• [Task statement]
Retype the records below word for word and omit any image.

• [Data entries]
================

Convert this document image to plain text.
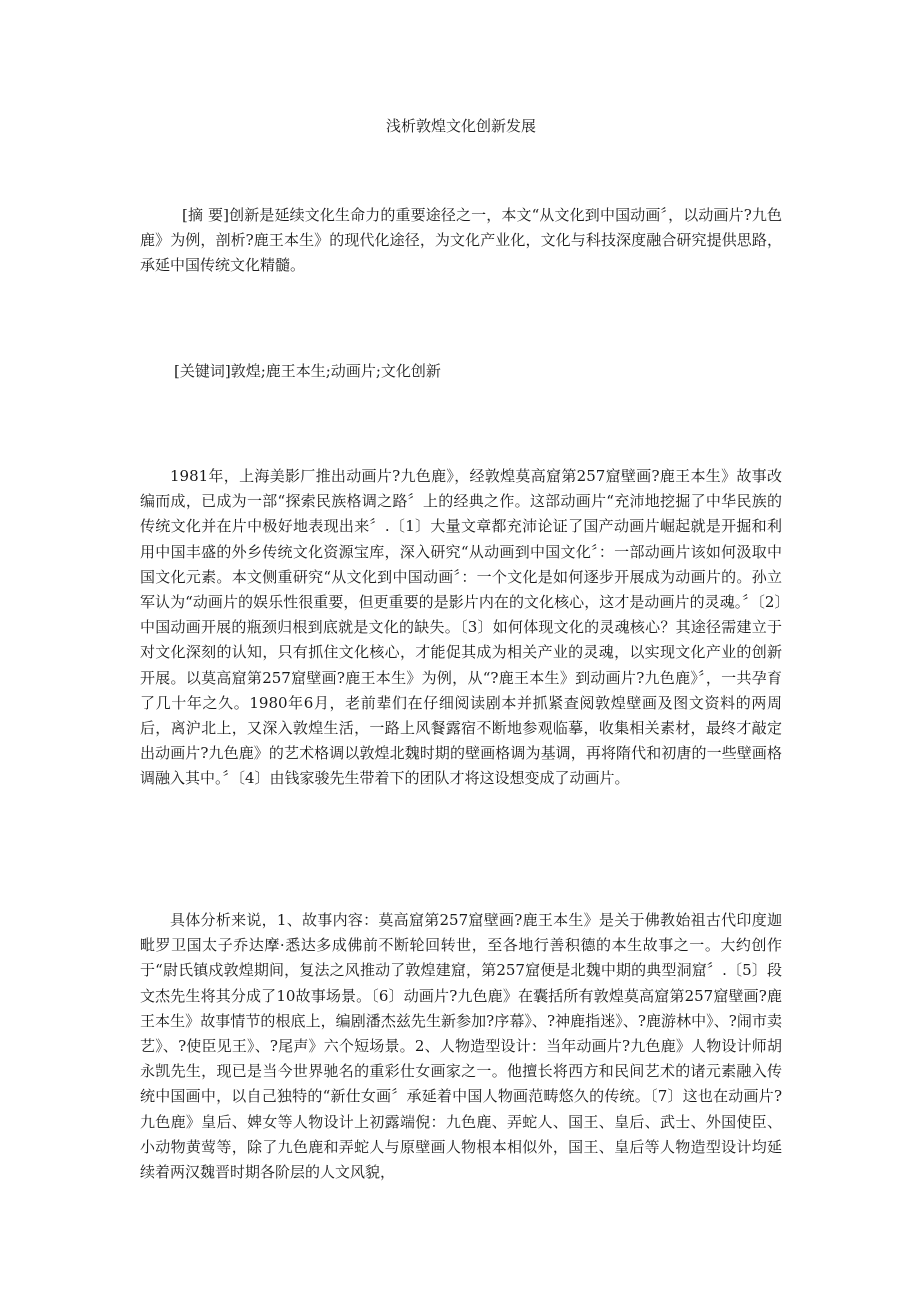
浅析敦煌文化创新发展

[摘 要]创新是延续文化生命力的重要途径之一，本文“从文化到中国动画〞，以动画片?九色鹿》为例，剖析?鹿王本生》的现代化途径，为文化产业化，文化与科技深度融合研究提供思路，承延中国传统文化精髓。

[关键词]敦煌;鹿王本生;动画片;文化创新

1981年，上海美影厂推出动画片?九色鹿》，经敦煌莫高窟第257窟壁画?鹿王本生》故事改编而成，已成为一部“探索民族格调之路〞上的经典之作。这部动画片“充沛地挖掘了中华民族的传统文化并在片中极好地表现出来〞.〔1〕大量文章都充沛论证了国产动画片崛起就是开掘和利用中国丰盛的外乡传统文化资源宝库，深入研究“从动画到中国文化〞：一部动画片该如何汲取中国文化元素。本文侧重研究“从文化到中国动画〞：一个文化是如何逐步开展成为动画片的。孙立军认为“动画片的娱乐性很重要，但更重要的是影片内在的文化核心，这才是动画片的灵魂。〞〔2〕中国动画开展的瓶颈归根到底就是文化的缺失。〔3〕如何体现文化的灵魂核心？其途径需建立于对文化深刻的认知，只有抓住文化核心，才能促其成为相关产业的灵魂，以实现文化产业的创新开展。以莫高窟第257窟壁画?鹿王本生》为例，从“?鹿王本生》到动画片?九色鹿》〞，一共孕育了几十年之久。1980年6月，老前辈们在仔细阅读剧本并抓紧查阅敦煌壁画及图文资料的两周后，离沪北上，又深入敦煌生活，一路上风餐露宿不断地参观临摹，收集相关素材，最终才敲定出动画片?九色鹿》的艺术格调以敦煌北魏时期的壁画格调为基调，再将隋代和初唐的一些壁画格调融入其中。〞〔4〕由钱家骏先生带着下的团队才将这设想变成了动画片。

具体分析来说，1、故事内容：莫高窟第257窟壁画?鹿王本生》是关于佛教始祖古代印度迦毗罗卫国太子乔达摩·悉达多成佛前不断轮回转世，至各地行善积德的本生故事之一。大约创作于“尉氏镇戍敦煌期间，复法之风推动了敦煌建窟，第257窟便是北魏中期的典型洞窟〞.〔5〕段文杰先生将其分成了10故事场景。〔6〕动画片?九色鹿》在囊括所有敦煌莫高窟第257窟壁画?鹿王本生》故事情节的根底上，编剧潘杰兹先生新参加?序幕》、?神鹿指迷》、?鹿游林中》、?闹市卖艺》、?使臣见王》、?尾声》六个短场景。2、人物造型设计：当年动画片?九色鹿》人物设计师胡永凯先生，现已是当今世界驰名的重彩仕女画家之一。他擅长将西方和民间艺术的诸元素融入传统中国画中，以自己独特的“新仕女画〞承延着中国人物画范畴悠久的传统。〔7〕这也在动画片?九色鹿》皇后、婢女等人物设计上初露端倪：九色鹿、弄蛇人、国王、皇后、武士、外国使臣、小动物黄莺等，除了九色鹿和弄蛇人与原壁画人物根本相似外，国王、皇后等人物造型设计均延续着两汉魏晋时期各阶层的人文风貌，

================

• [Answer to the task]
Convert this document image to plain text.
浅析敦煌文化创新发展

[摘 要]创新是延续文化生命力的重要途径之一，本文“从文化到中国动画〞，以动画片?九色鹿》为例，剖析?鹿王本生》的现代化途径，为文化产业化，文化与科技深度融合研究提供思路，承延中国传统文化精髓。

[关键词]敦煌;鹿王本生;动画片;文化创新

1981年，上海美影厂推出动画片?九色鹿》，经敦煌莫高窟第257窟壁画?鹿王本生》故事改编而成，已成为一部“探索民族格调之路〞上的经典之作。这部动画片“充沛地挖掘了中华民族的传统文化并在片中极好地表现出来〞.〔1〕大量文章都充沛论证了国产动画片崛起就是开掘和利用中国丰盛的外乡传统文化资源宝库，深入研究“从动画到中国文化〞：一部动画片该如何汲取中国文化元素。本文侧重研究“从文化到中国动画〞：一个文化是如何逐步开展成为动画片的。孙立军认为“动画片的娱乐性很重要，但更重要的是影片内在的文化核心，这才是动画片的灵魂。〞〔2〕中国动画开展的瓶颈归根到底就是文化的缺失。〔3〕如何体现文化的灵魂核心？其途径需建立于对文化深刻的认知，只有抓住文化核心，才能促其成为相关产业的灵魂，以实现文化产业的创新开展。以莫高窟第257窟壁画?鹿王本生》为例，从“?鹿王本生》到动画片?九色鹿》〞，一共孕育了几十年之久。1980年6月，老前辈们在仔细阅读剧本并抓紧查阅敦煌壁画及图文资料的两周后，离沪北上，又深入敦煌生活，一路上风餐露宿不断地参观临摹，收集相关素材，最终才敲定出动画片?九色鹿》的艺术格调以敦煌北魏时期的壁画格调为基调，再将隋代和初唐的一些壁画格调融入其中。〞〔4〕由钱家骏先生带着下的团队才将这设想变成了动画片。

具体分析来说，1、故事内容：莫高窟第257窟壁画?鹿王本生》是关于佛教始祖古代印度迦毗罗卫国太子乔达摩·悉达多成佛前不断轮回转世，至各地行善积德的本生故事之一。大约创作于“尉氏镇戍敦煌期间，复法之风推动了敦煌建窟，第257窟便是北魏中期的典型洞窟〞.〔5〕段文杰先生将其分成了10故事场景。〔6〕动画片?九色鹿》在囊括所有敦煌莫高窟第257窟壁画?鹿王本生》故事情节的根底上，编剧潘杰兹先生新参加?序幕》、?神鹿指迷》、?鹿游林中》、?闹市卖艺》、?使臣见王》、?尾声》六个短场景。2、人物造型设计：当年动画片?九色鹿》人物设计师胡永凯先生，现已是当今世界驰名的重彩仕女画家之一。他擅长将西方和民间艺术的诸元素融入传统中国画中，以自己独特的“新仕女画〞承延着中国人物画范畴悠久的传统。〔7〕这也在动画片?九色鹿》皇后、婢女等人物设计上初露端倪：九色鹿、弄蛇人、国王、皇后、武士、外国使臣、小动物黄莺等，除了九色鹿和弄蛇人与原壁画人物根本相似外，国王、皇后等人物造型设计均延续着两汉魏晋时期各阶层的人文风貌，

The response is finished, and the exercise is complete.